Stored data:
┄┄┄┄┄┄
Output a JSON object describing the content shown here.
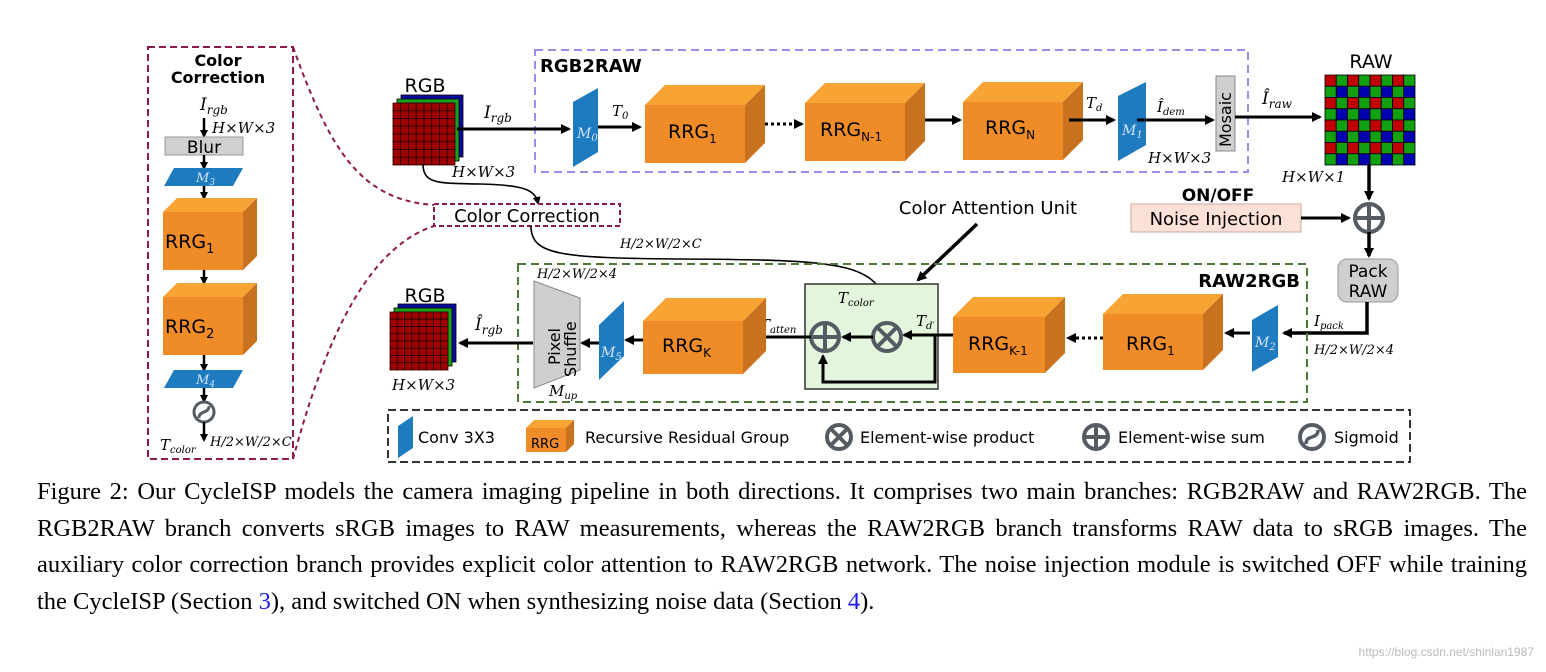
{
  "colors": {
    "rrg_front": "#f08c28",
    "rrg_top": "#f8a435",
    "rrg_side": "#c8721f",
    "conv": "#1f7bbf",
    "rgb2raw_border": "#9b8cf0",
    "raw2rgb_border": "#4a7a35",
    "color_corr_border": "#8b1a50",
    "attention_fill": "#e3f5dc",
    "noise_fill": "#fde0d8",
    "op_gray": "#555b63"
  },
  "left_panel": {
    "title_line1": "Color",
    "title_line2": "Correction",
    "input": {
      "main": "I",
      "sub": "rgb"
    },
    "dims": "H×W×3",
    "blur": "Blur",
    "conv_a": {
      "main": "M",
      "sub": "3"
    },
    "rrg1": {
      "main": "RRG",
      "sub": "1"
    },
    "rrg2": {
      "main": "RRG",
      "sub": "2"
    },
    "conv_b": {
      "main": "M",
      "sub": "4"
    },
    "sigmoid_icon": "sigmoid-icon",
    "output": {
      "main": "T",
      "sub": "color"
    },
    "output_dims": "H/2×W/2×C"
  },
  "rgb2raw": {
    "title": "RGB2RAW",
    "input_label": "RGB",
    "input_arrow": {
      "main": "I",
      "sub": "rgb"
    },
    "input_dims": "H×W×3",
    "m0": {
      "main": "M",
      "sub": "0"
    },
    "t0": {
      "main": "T",
      "sub": "0"
    },
    "rrg1": {
      "main": "RRG",
      "sub": "1"
    },
    "rrgn1": {
      "main": "RRG",
      "sub": "N-1"
    },
    "rrgn": {
      "main": "RRG",
      "sub": "N"
    },
    "td": {
      "main": "T",
      "sub": "d"
    },
    "m1": {
      "main": "M",
      "sub": "1"
    },
    "i_dem": {
      "main": "Î",
      "sub": "dem"
    },
    "dims": "H×W×3",
    "mosaic": "Mosaic",
    "i_raw": {
      "main": "Î",
      "sub": "raw"
    },
    "output_label": "RAW",
    "output_dims": "H×W×1"
  },
  "noise": {
    "switch": "ON/OFF",
    "label": "Noise Injection"
  },
  "pack": {
    "line1": "Pack",
    "line2": "RAW",
    "i_pack": {
      "main": "I",
      "sub": "pack"
    },
    "dims": "H/2×W/2×4"
  },
  "color_correction_label": "Color Correction",
  "color_correction_dims": "H/2×W/2×C",
  "color_attention_label": "Color Attention Unit",
  "raw2rgb": {
    "title": "RAW2RGB",
    "m2": {
      "main": "M",
      "sub": "2"
    },
    "rrg1": {
      "main": "RRG",
      "sub": "1"
    },
    "rrgk1": {
      "main": "RRG",
      "sub": "K-1"
    },
    "td_prime": {
      "main": "T",
      "sub": "d′"
    },
    "t_color": {
      "main": "T",
      "sub": "color"
    },
    "t_atten": {
      "main": "T",
      "sub": "atten"
    },
    "rrgk": {
      "main": "RRG",
      "sub": "K"
    },
    "m5": {
      "main": "M",
      "sub": "5"
    },
    "pixel_shuffle_1": "Pixel",
    "pixel_shuffle_2": "Shuffle",
    "m_up": {
      "main": "M",
      "sub": "up"
    },
    "shuffle_dims": "H/2×W/2×4",
    "output_arrow": {
      "main": "Î",
      "sub": "rgb"
    },
    "output_label": "RGB",
    "output_dims": "H×W×3"
  },
  "legend": {
    "conv": "Conv 3X3",
    "rrg_icon_text": "RRG",
    "rrg": "Recursive Residual Group",
    "product": "Element-wise product",
    "sum": "Element-wise sum",
    "sigmoid": "Sigmoid"
  },
  "caption": {
    "part1": "Figure 2: Our CycleISP models the camera imaging pipeline in both directions. It comprises two main branches: RGB2RAW and RAW2RGB. The RGB2RAW branch converts sRGB images to RAW measurements, whereas the RAW2RGB branch transforms RAW data to sRGB images. The auxiliary color correction branch provides explicit color attention to RAW2RGB network.  The noise injection module is switched OFF while training the CycleISP (Section ",
    "ref1": "3",
    "part2": "), and switched ON when synthesizing noise data (Section ",
    "ref2": "4",
    "part3": ")."
  },
  "watermark": "https://blog.csdn.net/shinian1987"
}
┄┄┄┄┄┄
WORK INSTRUCTIONS: Pick out every line holding the string "Section" and return it.

EXERCISE SOLUTION:
    "part1": "Figure 2: Our CycleISP models the camera imaging pipeline in both directions. It comprises two main branches: RGB2RAW and RAW2RGB. The RGB2RAW branch converts sRGB images to RAW measurements, whereas the RAW2RGB branch transforms RAW data to sRGB images. The auxiliary color correction branch provides explicit color attention to RAW2RGB network.  The noise injection module is switched OFF while training the CycleISP (Section ",
    "part2": "), and switched ON when synthesizing noise data (Section ",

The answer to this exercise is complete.